+++ Provided material +++

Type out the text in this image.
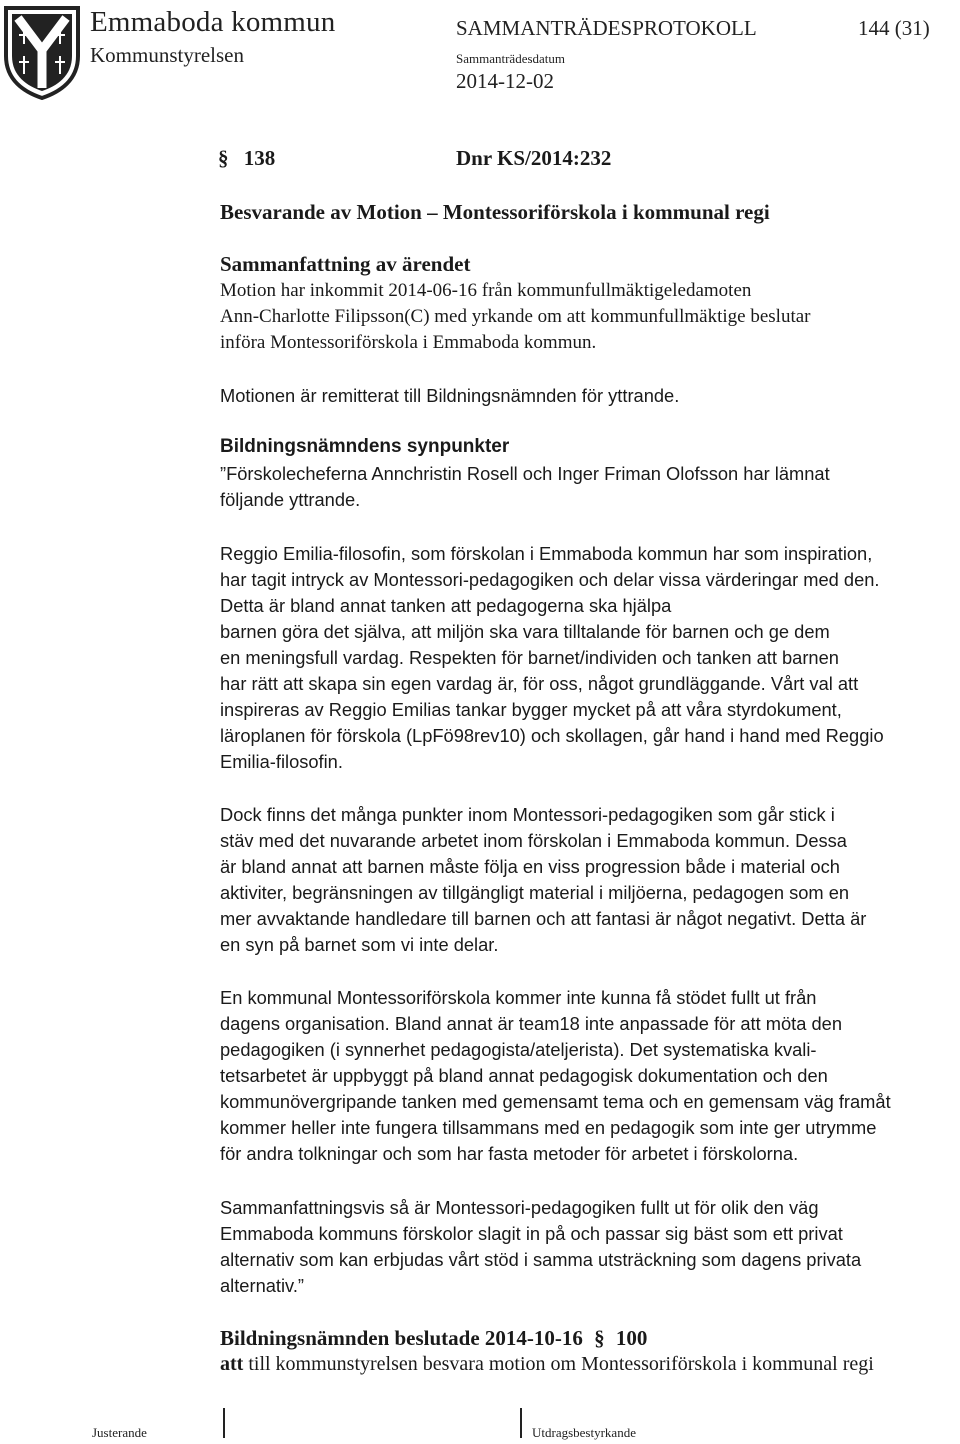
Emmaboda kommun
Kommunstyrelsen
SAMMANTRÄDESPROTOKOLL	144 (31)
Sammanträdesdatum
2014-12-02
§ 138	Dnr KS/2014:232
Besvarande av Motion – Montessoriförskola i kommunal regi
Sammanfattning av ärendet
Motion har inkommit 2014-06-16 från kommunfullmäktigeledamoten
Ann-Charlotte Filipsson(C) med yrkande om att kommunfullmäktige beslutar
införa Montessoriförskola i Emmaboda kommun.
Motionen är remitterat till Bildningsnämnden för yttrande.
Bildningsnämndens synpunkter
”Förskolecheferna Annchristin Rosell och Inger Friman Olofsson har lämnat
följande yttrande.
Reggio Emilia-filosofin, som förskolan i Emmaboda kommun har som inspiration,
har tagit intryck av Montessori-pedagogiken och delar vissa värderingar med den.
Detta är bland annat tanken att pedagogerna ska hjälpa
barnen göra det själva, att miljön ska vara tilltalande för barnen och ge dem
en meningsfull vardag. Respekten för barnet/individen och tanken att barnen
har rätt att skapa sin egen vardag är, för oss, något grundläggande. Vårt val att
inspireras av Reggio Emilias tankar bygger mycket på att våra styrdokument,
läroplanen för förskola (LpFö98rev10) och skollagen, går hand i hand med Reggio
Emilia-filosofin.
Dock finns det många punkter inom Montessori-pedagogiken som går stick i
stäv med det nuvarande arbetet inom förskolan i Emmaboda kommun. Dessa
är bland annat att barnen måste följa en viss progression både i material och
aktiviter, begränsningen av tillgängligt material i miljöerna, pedagogen som en
mer avvaktande handledare till barnen och att fantasi är något negativt. Detta är
en syn på barnet som vi inte delar.
En kommunal Montessoriförskola kommer inte kunna få stödet fullt ut från
dagens organisation. Bland annat är team18 inte anpassade för att möta den
pedagogiken (i synnerhet pedagogista/ateljerista). Det systematiska kvali-
tetsarbetet är uppbyggt på bland annat pedagogisk dokumentation och den
kommunövergripande tanken med gemensamt tema och en gemensam väg framåt
kommer heller inte fungera tillsammans med en pedagogik som inte ger utrymme
för andra tolkningar och som har fasta metoder för arbetet i förskolorna.
Sammanfattningsvis så är Montessori-pedagogiken fullt ut för olik den väg
Emmaboda kommuns förskolor slagit in på och passar sig bäst som ett privat
alternativ som kan erbjudas vårt stöd i samma utsträckning som dagens privata
alternativ.”
Bildningsnämnden beslutade 2014-10-16 § 100
att till kommunstyrelsen besvara motion om Montessoriförskola i kommunal regi
Justerande	Utdragsbestyrkande
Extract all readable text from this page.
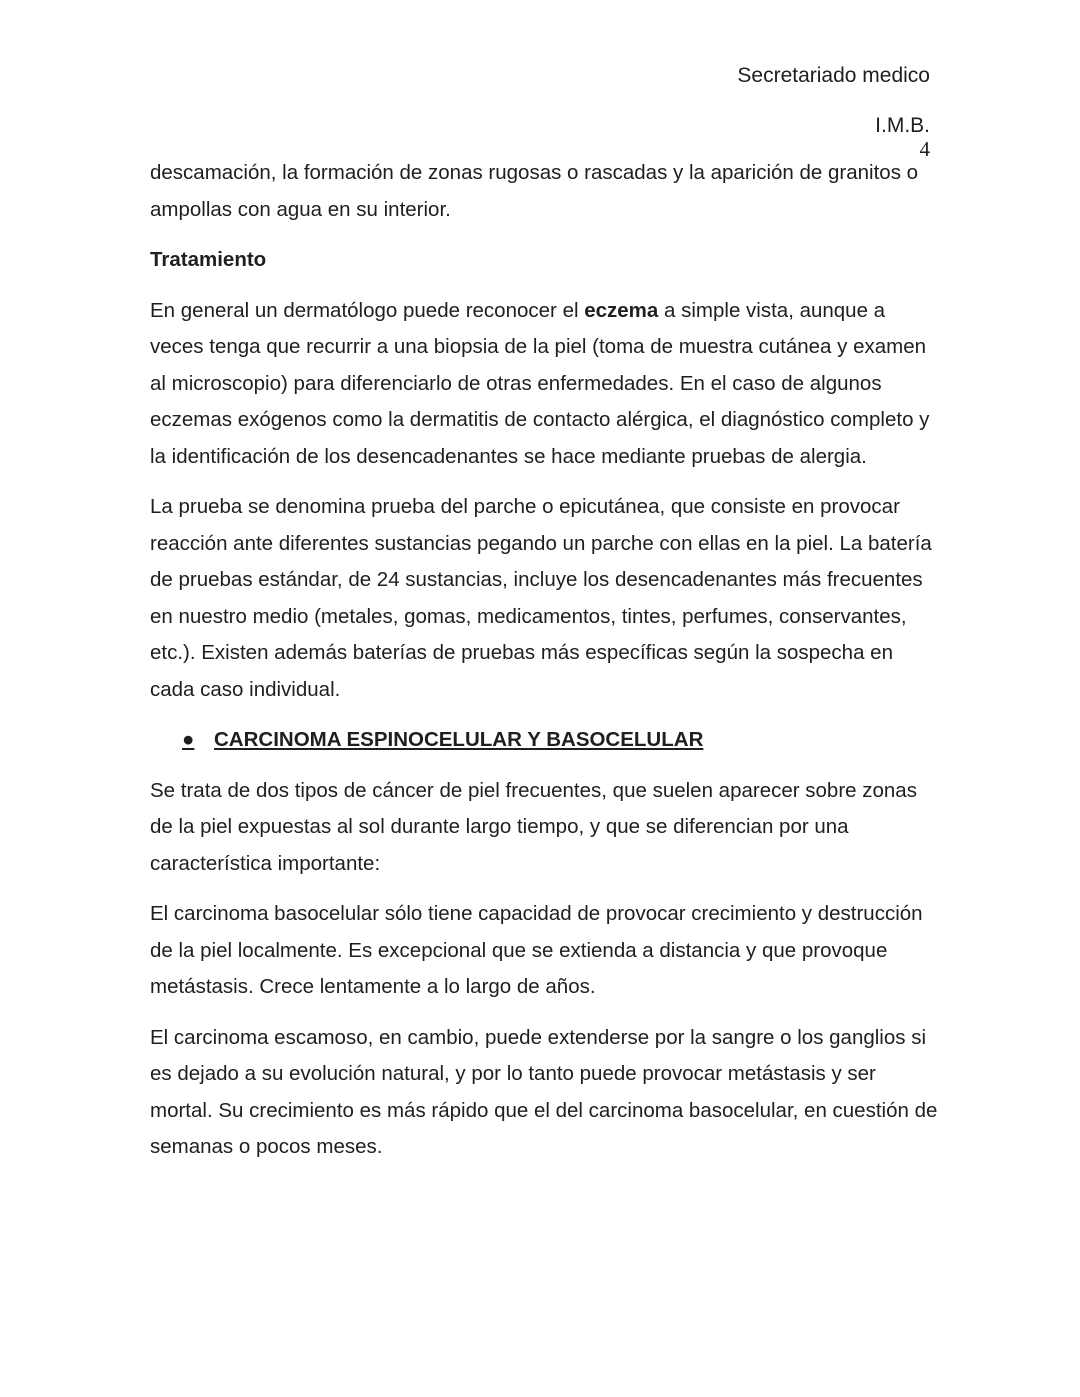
Secretariado medico
I.M.B.
4

descamación, la formación de zonas rugosas o rascadas y la aparición de granitos o ampollas con agua en su interior.

Tratamiento

En general un dermatólogo puede reconocer el eczema a simple vista, aunque a veces tenga que recurrir a una biopsia de la piel (toma de muestra cutánea y examen al microscopio) para diferenciarlo de otras enfermedades. En el caso de algunos eczemas exógenos como la dermatitis de contacto alérgica, el diagnóstico completo y la identificación de los desencadenantes se hace mediante pruebas de alergia.

La prueba se denomina prueba del parche o epicutánea, que consiste en provocar reacción ante diferentes sustancias pegando un parche con ellas en la piel. La batería de pruebas estándar, de 24 sustancias, incluye los desencadenantes más frecuentes en nuestro medio (metales, gomas, medicamentos, tintes, perfumes, conservantes, etc.). Existen además baterías de pruebas más específicas según la sospecha en cada caso individual.

● CARCINOMA ESPINOCELULAR Y BASOCELULAR

Se trata de dos tipos de cáncer de piel frecuentes, que suelen aparecer sobre zonas de la piel expuestas al sol durante largo tiempo, y que se diferencian por una característica importante:

El carcinoma basocelular sólo tiene capacidad de provocar crecimiento y destrucción de la piel localmente. Es excepcional que se extienda a distancia y que provoque metástasis. Crece lentamente a lo largo de años.

El carcinoma escamoso, en cambio, puede extenderse por la sangre o los ganglios si es dejado a su evolución natural, y por lo tanto puede provocar metástasis y ser mortal. Su crecimiento es más rápido que el del carcinoma basocelular, en cuestión de semanas o pocos meses.
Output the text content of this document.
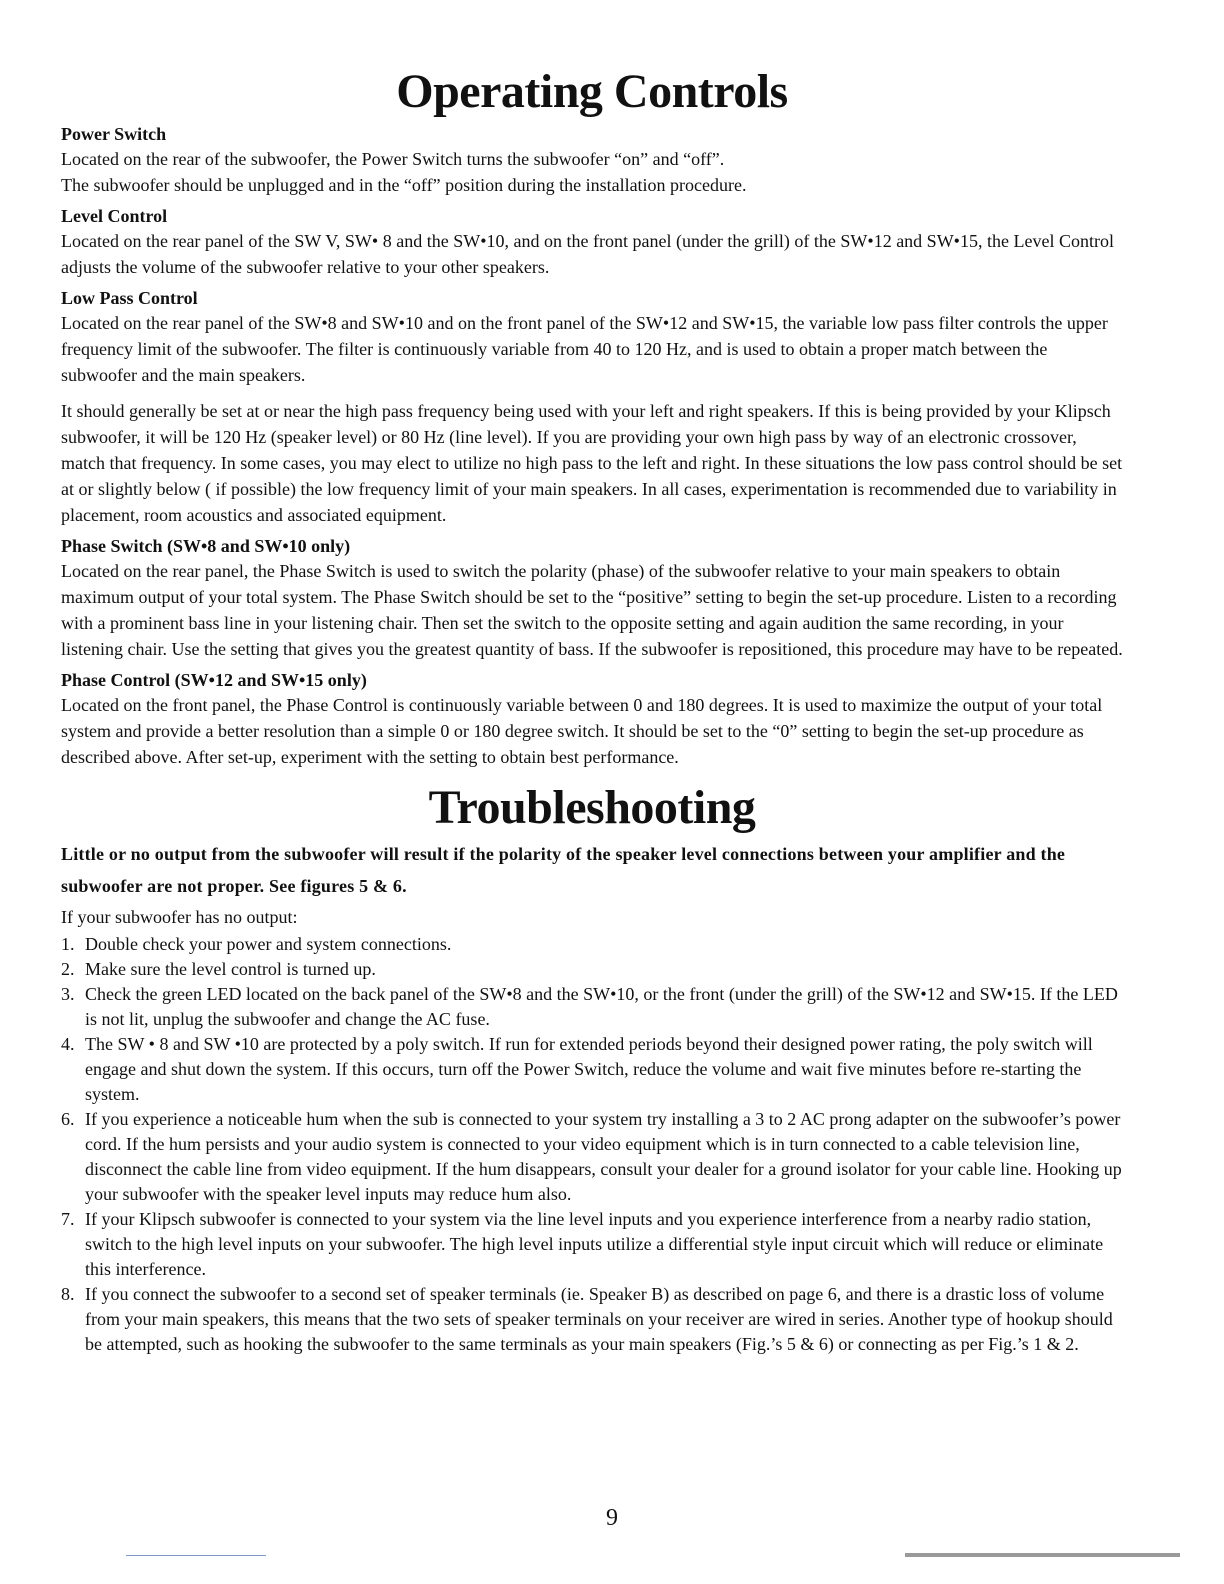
Operating Controls
Power Switch

Located on the rear of the subwoofer, the Power Switch turns the subwoofer “on” and “off”.
The subwoofer should be unplugged and in the “off” position during the installation procedure.

Level Control

Located on the rear panel of the SW V, SW• 8 and the SW•10, and on the front panel (under the grill) of the SW•12 and SW•15, the Level Control adjusts the volume of the subwoofer relative to your other speakers.

Low Pass Control

Located on the rear panel of the SW•8 and SW•10 and on the front panel of the SW•12 and SW•15, the variable low pass filter controls the upper frequency limit of the subwoofer. The filter is continuously variable from 40 to 120 Hz, and is used to obtain a proper match between the subwoofer and the main speakers.

It should generally be set at or near the high pass frequency being used with your left and right speakers. If this is being provided by your Klipsch subwoofer, it will be 120 Hz (speaker level) or 80 Hz (line level). If you are providing your own high pass by way of an electronic crossover, match that frequency. In some cases, you may elect to utilize no high pass to the left and right. In these situations the low pass control should be set at or slightly below ( if possible) the low frequency limit of your main speakers. In all cases, experimentation is recommended due to variability in placement, room acoustics and associated equipment.

Phase Switch (SW•8 and SW•10 only)

Located on the rear panel, the Phase Switch is used to switch the polarity (phase) of the subwoofer relative to your main speakers to obtain maximum output of your total system. The Phase Switch should be set to the “positive” setting to begin the set-up procedure. Listen to a recording with a prominent bass line in your listening chair. Then set the switch to the opposite setting and again audition the same recording, in your listening chair. Use the setting that gives you the greatest quantity of bass. If the subwoofer is repositioned, this procedure may have to be repeated.

Phase Control (SW•12 and SW•15 only)

Located on the front panel, the Phase Control is continuously variable between 0 and 180 degrees. It is used to maximize the output of your total system and provide a better resolution than a simple 0 or 180 degree switch. It should be set to the “0” setting to begin the set-up procedure as described above. After set-up, experiment with the setting to obtain best performance.

Troubleshooting
Little or no output from the subwoofer will result if the polarity of the speaker level connections between your amplifier and the subwoofer are not proper. See figures 5 & 6.
If your subwoofer has no output:
1. Double check your power and system connections.
2. Make sure the level control is turned up.
3. Check the green LED located on the back panel of the SW•8 and the SW•10, or the front (under the grill) of the SW•12 and SW•15. If the LED is not lit, unplug the subwoofer and change the AC fuse.
4. The SW • 8 and SW •10 are protected by a poly switch. If run for extended periods beyond their designed power rating, the poly switch will engage and shut down the system. If this occurs, turn off the Power Switch, reduce the volume and wait five minutes before re-starting the system.
6. If you experience a noticeable hum when the sub is connected to your system try installing a 3 to 2 AC prong adapter on the subwoofer’s power cord. If the hum persists and your audio system is connected to your video equipment which is in turn connected to a cable television line, disconnect the cable line from video equipment. If the hum disappears, consult your dealer for a ground isolator for your cable line. Hooking up your subwoofer with the speaker level inputs may reduce hum also.
7. If your Klipsch subwoofer is connected to your system via the line level inputs and you experience interference from a nearby radio station, switch to the high level inputs on your subwoofer. The high level inputs utilize a differential style input circuit which will reduce or eliminate this interference.
8. If you connect the subwoofer to a second set of speaker terminals (ie. Speaker B) as described on page 6, and there is a drastic loss of volume from your main speakers, this means that the two sets of speaker terminals on your receiver are wired in series. Another type of hookup should be attempted, such as hooking the subwoofer to the same terminals as your main speakers (Fig.’s 5 & 6) or connecting as per Fig.’s 1 & 2.
9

+++

Objective ▸
Give every line back word for word and leave the pictures out.

Reply to the task ▸
Type out the text in this image.
Emmaboda kommun
Kommunstyrelsen
SAMMANTRÄDESPROTOKOLL	144 (31)
Sammanträdesdatum
2014-12-02
§ 138	Dnr KS/2014:232
Besvarande av Motion – Montessoriförskola i kommunal regi
Sammanfattning av ärendet
Motion har inkommit 2014-06-16 från kommunfullmäktigeledamoten
Ann-Charlotte Filipsson(C) med yrkande om att kommunfullmäktige beslutar
införa Montessoriförskola i Emmaboda kommun.
Motionen är remitterat till Bildningsnämnden för yttrande.
Bildningsnämndens synpunkter
”Förskolecheferna Annchristin Rosell och Inger Friman Olofsson har lämnat
följande yttrande.
Reggio Emilia-filosofin, som förskolan i Emmaboda kommun har som inspiration,
har tagit intryck av Montessori-pedagogiken och delar vissa värderingar med den.
Detta är bland annat tanken att pedagogerna ska hjälpa
barnen göra det själva, att miljön ska vara tilltalande för barnen och ge dem
en meningsfull vardag. Respekten för barnet/individen och tanken att barnen
har rätt att skapa sin egen vardag är, för oss, något grundläggande. Vårt val att
inspireras av Reggio Emilias tankar bygger mycket på att våra styrdokument,
läroplanen för förskola (LpFö98rev10) och skollagen, går hand i hand med Reggio
Emilia-filosofin.
Dock finns det många punkter inom Montessori-pedagogiken som går stick i
stäv med det nuvarande arbetet inom förskolan i Emmaboda kommun. Dessa
är bland annat att barnen måste följa en viss progression både i material och
aktiviter, begränsningen av tillgängligt material i miljöerna, pedagogen som en
mer avvaktande handledare till barnen och att fantasi är något negativt. Detta är
en syn på barnet som vi inte delar.
En kommunal Montessoriförskola kommer inte kunna få stödet fullt ut från
dagens organisation. Bland annat är team18 inte anpassade för att möta den
pedagogiken (i synnerhet pedagogista/ateljerista). Det systematiska kvali-
tetsarbetet är uppbyggt på bland annat pedagogisk dokumentation och den
kommunövergripande tanken med gemensamt tema och en gemensam väg framåt
kommer heller inte fungera tillsammans med en pedagogik som inte ger utrymme
för andra tolkningar och som har fasta metoder för arbetet i förskolorna.
Sammanfattningsvis så är Montessori-pedagogiken fullt ut för olik den väg
Emmaboda kommuns förskolor slagit in på och passar sig bäst som ett privat
alternativ som kan erbjudas vårt stöd i samma utsträckning som dagens privata
alternativ.”
Bildningsnämnden beslutade 2014-10-16 § 100
att till kommunstyrelsen besvara motion om Montessoriförskola i kommunal regi
Justerande	Utdragsbestyrkande
Extract all readable text from this page.
Secretariado medico
I.M.B.
4

descamación, la formación de zonas rugosas o rascadas y la aparición de granitos o ampollas con agua en su interior.

Tratamiento

En general un dermatólogo puede reconocer el eczema a simple vista, aunque a veces tenga que recurrir a una biopsia de la piel (toma de muestra cutánea y examen al microscopio) para diferenciarlo de otras enfermedades. En el caso de algunos eczemas exógenos como la dermatitis de contacto alérgica, el diagnóstico completo y la identificación de los desencadenantes se hace mediante pruebas de alergia.

La prueba se denomina prueba del parche o epicutánea, que consiste en provocar reacción ante diferentes sustancias pegando un parche con ellas en la piel. La batería de pruebas estándar, de 24 sustancias, incluye los desencadenantes más frecuentes en nuestro medio (metales, gomas, medicamentos, tintes, perfumes, conservantes, etc.). Existen además baterías de pruebas más específicas según la sospecha en cada caso individual.

● CARCINOMA ESPINOCELULAR Y BASOCELULAR

Se trata de dos tipos de cáncer de piel frecuentes, que suelen aparecer sobre zonas de la piel expuestas al sol durante largo tiempo, y que se diferencian por una característica importante:

El carcinoma basocelular sólo tiene capacidad de provocar crecimiento y destrucción de la piel localmente. Es excepcional que se extienda a distancia y que provoque metástasis. Crece lentamente a lo largo de años.

El carcinoma escamoso, en cambio, puede extenderse por la sangre o los ganglios si es dejado a su evolución natural, y por lo tanto puede provocar metástasis y ser mortal. Su crecimiento es más rápido que el del carcinoma basocelular, en cuestión de semanas o pocos meses.
Output the text content of this document.
Operating Controls
Power Switch

Located on the rear of the subwoofer, the Power Switch turns the subwoofer “on” and “off”.
The subwoofer should be unplugged and in the “off” position during the installation procedure.

Level Control

Located on the rear panel of the SW V, SW• 8 and the SW•10, and on the front panel (under the grill) of the SW•12 and SW•15, the Level Control adjusts the volume of the subwoofer relative to your other speakers.

Low Pass Control

Located on the rear panel of the SW•8 and SW•10 and on the front panel of the SW•12 and SW•15, the variable low pass filter controls the upper frequency limit of the subwoofer. The filter is continuously variable from 40 to 120 Hz, and is used to obtain a proper match between the subwoofer and the main speakers.

It should generally be set at or near the high pass frequency being used with your left and right speakers. If this is being provided by your Klipsch subwoofer, it will be 120 Hz (speaker level) or 80 Hz (line level). If you are providing your own high pass by way of an electronic crossover, match that frequency. In some cases, you may elect to utilize no high pass to the left and right. In these situations the low pass control should be set at or slightly below ( if possible) the low frequency limit of your main speakers. In all cases, experimentation is recommended due to variability in placement, room acoustics and associated equipment.

Phase Switch (SW•8 and SW•10 only)

Located on the rear panel, the Phase Switch is used to switch the polarity (phase) of the subwoofer relative to your main speakers to obtain maximum output of your total system. The Phase Switch should be set to the “positive” setting to begin the set-up procedure. Listen to a recording with a prominent bass line in your listening chair. Then set the switch to the opposite setting and again audition the same recording, in your listening chair. Use the setting that gives you the greatest quantity of bass. If the subwoofer is repositioned, this procedure may have to be repeated.

Phase Control (SW•12 and SW•15 only)

Located on the front panel, the Phase Control is continuously variable between 0 and 180 degrees. It is used to maximize the output of your total system and provide a better resolution than a simple 0 or 180 degree switch. It should be set to the “0” setting to begin the set-up procedure as described above. After set-up, experiment with the setting to obtain best performance.

Troubleshooting
Little or no output from the subwoofer will result if the polarity of the speaker level connections between your amplifier and the subwoofer are not proper. See figures 5 & 6.
If your subwoofer has no output:
1. Double check your power and system connections.
2. Make sure the level control is turned up.
3. Check the green LED located on the back panel of the SW•8 and the SW•10, or the front (under the grill) of the SW•12 and SW•15. If the LED is not lit, unplug the subwoofer and change the AC fuse.
4. The SW • 8 and SW •10 are protected by a poly switch. If run for extended periods beyond their designed power rating, the poly switch will engage and shut down the system. If this occurs, turn off the Power Switch, reduce the volume and wait five minutes before re-starting the system.
6. If you experience a noticeable hum when the sub is connected to your system try installing a 3 to 2 AC prong adapter on the subwoofer’s power cord. If the hum persists and your audio system is connected to your video equipment which is in turn connected to a cable television line, disconnect the cable line from video equipment. If the hum disappears, consult your dealer for a ground isolator for your cable line. Hooking up your subwoofer with the speaker level inputs may reduce hum also.
7. If your Klipsch subwoofer is connected to your system via the line level inputs and you experience interference from a nearby radio station, switch to the high level inputs on your subwoofer. The high level inputs utilize a differential style input circuit which will reduce or eliminate this interference.
8. If you connect the subwoofer to a second set of speaker terminals (ie. Speaker B) as described on page 6, and there is a drastic loss of volume from your main speakers, this means that the two sets of speaker terminals on your receiver are wired in series. Another type of hookup should be attempted, such as hooking the subwoofer to the same terminals as your main speakers (Fig.’s 5 & 6) or connecting as per Fig.’s 1 & 2.
9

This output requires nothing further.